» **Exercise description**:
Set down the whole listing verbatim.

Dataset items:
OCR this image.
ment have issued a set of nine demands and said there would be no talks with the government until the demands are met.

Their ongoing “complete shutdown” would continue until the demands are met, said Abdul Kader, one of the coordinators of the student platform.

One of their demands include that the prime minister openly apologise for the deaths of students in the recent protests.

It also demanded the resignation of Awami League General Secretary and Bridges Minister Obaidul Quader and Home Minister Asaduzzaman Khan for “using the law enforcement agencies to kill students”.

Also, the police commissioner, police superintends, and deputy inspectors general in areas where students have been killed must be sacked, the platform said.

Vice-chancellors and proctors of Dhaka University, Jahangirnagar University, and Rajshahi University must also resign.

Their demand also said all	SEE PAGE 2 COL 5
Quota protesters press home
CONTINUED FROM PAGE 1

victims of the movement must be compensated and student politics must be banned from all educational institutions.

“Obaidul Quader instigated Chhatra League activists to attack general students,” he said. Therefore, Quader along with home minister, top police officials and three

» **Task output**:
OCR this image.
ment have issued a set of nine demands and said there would be no talks with the government until the demands are met.

Their ongoing “complete shutdown” would continue until the demands are met, said Abdul Kader, one of the coordinators of the student platform.

One of their demands include that the prime minister openly apologise for the deaths of students in the recent protests.

It also demanded the resignation of Awami League General Secretary and Bridges Minister Obaidul Quader and Home Minister Asaduzzaman Khan for “using the law enforcement agencies to kill students”.

Also, the police commissioner, police superintends, and deputy inspectors general in areas where students have been killed must be sacked, the platform said.

Vice-chancellors and proctors of Dhaka University, Jahangirnagar University, and Rajshahi University must also resign.

Their demand also said all	SEE PAGE 2 COL 5
Quota protesters press home
CONTINUED FROM PAGE 1

victims of the movement must be compensated and student politics must be banned from all educational institutions.

“Obaidul Quader instigated Chhatra League activists to attack general students,” he said. Therefore, Quader along with home minister, top police officials and three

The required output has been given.